(Records from a collection)
+ + + + + + +
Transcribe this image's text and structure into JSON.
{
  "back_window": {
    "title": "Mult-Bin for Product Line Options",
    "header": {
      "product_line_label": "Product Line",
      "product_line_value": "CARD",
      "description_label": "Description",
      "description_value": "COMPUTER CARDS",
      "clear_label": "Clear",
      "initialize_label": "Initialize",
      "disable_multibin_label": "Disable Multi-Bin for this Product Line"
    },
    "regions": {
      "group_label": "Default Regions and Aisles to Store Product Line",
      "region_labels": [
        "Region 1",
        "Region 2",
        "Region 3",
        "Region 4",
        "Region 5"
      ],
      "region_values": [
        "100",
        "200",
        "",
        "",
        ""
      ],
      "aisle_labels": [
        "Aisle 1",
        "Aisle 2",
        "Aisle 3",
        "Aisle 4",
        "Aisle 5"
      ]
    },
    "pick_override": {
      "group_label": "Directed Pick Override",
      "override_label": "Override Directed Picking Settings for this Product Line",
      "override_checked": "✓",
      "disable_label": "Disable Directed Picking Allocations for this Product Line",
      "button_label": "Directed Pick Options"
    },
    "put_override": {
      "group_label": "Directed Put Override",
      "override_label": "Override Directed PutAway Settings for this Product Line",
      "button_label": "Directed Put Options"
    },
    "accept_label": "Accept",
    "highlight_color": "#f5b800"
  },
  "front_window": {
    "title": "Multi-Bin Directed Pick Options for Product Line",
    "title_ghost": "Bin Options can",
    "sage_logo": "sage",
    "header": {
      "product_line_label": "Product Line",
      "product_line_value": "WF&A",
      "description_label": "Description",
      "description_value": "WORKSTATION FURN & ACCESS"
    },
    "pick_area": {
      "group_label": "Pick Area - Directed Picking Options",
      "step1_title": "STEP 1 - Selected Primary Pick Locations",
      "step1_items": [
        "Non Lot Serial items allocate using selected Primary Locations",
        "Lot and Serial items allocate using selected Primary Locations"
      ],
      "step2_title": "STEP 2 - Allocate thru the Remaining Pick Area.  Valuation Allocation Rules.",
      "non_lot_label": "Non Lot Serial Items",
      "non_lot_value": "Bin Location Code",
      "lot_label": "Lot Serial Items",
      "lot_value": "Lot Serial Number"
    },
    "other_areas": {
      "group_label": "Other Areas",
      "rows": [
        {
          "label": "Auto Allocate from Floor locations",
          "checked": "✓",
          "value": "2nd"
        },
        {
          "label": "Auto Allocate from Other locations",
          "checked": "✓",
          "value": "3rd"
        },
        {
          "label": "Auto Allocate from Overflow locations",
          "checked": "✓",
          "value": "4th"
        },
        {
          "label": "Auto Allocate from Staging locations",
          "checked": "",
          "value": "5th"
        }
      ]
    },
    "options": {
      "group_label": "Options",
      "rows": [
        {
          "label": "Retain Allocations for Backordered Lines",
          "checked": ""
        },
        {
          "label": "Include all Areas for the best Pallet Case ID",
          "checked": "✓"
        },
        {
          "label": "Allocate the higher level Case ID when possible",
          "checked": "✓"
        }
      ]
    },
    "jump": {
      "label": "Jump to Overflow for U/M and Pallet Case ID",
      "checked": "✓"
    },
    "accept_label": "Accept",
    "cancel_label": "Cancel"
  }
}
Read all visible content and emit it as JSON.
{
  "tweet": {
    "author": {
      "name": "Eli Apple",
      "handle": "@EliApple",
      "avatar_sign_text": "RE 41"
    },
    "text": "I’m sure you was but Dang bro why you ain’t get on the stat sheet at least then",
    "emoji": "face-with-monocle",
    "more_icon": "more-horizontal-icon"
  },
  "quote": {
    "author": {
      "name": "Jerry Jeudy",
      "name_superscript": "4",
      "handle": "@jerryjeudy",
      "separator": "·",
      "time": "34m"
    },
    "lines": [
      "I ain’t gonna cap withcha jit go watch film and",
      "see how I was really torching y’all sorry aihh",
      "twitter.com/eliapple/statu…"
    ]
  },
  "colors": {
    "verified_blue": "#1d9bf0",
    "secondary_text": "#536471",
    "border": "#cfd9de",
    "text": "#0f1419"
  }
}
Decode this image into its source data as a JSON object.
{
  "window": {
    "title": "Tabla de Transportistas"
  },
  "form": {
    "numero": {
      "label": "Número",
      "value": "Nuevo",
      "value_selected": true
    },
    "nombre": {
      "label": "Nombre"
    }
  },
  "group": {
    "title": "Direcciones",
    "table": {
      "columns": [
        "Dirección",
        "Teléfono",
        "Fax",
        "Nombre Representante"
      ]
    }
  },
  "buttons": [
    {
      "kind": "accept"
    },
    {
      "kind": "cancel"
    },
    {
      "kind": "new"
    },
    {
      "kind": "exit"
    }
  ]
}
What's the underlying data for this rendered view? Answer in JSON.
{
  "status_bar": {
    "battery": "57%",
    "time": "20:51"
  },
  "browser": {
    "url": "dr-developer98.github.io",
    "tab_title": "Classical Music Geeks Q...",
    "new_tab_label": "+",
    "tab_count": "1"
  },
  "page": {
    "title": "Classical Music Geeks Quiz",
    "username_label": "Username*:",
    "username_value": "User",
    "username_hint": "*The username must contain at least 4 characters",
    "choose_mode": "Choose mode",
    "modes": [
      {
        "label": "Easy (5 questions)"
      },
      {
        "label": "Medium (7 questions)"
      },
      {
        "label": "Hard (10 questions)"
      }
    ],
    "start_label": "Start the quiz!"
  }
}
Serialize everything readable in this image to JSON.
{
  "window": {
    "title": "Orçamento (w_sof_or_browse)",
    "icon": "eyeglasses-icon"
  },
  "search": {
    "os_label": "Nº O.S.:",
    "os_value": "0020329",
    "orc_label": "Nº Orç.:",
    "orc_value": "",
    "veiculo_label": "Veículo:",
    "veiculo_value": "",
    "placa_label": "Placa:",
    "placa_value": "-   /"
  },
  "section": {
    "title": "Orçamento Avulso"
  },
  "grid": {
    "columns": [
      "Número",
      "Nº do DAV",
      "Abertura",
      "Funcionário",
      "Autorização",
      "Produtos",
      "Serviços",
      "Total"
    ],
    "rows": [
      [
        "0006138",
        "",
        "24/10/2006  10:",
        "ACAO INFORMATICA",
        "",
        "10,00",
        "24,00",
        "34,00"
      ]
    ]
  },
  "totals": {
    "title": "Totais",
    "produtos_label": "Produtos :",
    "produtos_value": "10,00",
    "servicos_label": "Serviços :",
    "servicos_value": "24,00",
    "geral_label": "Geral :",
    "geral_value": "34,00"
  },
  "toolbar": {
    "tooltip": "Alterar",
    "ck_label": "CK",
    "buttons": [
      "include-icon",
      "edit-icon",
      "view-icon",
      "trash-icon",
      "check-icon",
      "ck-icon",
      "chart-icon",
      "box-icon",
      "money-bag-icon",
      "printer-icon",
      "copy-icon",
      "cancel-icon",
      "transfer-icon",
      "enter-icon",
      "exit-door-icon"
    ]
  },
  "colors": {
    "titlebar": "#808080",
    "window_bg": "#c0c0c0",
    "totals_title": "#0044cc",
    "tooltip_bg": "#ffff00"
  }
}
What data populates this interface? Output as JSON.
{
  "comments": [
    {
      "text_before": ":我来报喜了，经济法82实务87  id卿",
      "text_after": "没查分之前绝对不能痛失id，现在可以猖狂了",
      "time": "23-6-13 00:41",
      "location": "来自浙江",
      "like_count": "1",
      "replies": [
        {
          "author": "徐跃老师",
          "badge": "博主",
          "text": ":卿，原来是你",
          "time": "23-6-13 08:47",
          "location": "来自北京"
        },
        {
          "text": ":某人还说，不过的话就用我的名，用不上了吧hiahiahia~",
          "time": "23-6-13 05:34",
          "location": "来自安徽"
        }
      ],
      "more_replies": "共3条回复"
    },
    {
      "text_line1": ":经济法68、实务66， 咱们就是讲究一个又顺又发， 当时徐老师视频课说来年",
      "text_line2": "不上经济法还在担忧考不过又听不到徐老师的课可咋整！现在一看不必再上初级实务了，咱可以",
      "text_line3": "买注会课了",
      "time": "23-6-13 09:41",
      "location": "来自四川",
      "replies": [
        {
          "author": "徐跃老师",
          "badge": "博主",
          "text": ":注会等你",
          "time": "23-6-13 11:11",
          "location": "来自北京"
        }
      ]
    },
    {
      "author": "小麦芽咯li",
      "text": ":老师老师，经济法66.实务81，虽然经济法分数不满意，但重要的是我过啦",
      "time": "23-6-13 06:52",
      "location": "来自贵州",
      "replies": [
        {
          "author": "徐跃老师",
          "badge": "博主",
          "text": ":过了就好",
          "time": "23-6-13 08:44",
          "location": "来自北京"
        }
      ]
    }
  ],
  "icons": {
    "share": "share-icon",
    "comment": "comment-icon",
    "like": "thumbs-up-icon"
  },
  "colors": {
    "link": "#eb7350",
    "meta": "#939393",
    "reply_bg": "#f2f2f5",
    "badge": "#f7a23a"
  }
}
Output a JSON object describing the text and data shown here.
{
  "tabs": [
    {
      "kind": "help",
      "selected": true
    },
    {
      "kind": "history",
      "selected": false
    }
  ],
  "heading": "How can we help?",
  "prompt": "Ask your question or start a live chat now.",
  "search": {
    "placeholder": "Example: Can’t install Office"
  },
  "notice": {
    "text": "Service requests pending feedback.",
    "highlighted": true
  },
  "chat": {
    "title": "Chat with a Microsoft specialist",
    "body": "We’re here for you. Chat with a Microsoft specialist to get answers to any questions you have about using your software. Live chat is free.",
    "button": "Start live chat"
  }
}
+ + + + + + +
Aim of the exercise: Report how many lines contain "Microsoft". Give nothing but the number.

Exercise output: 2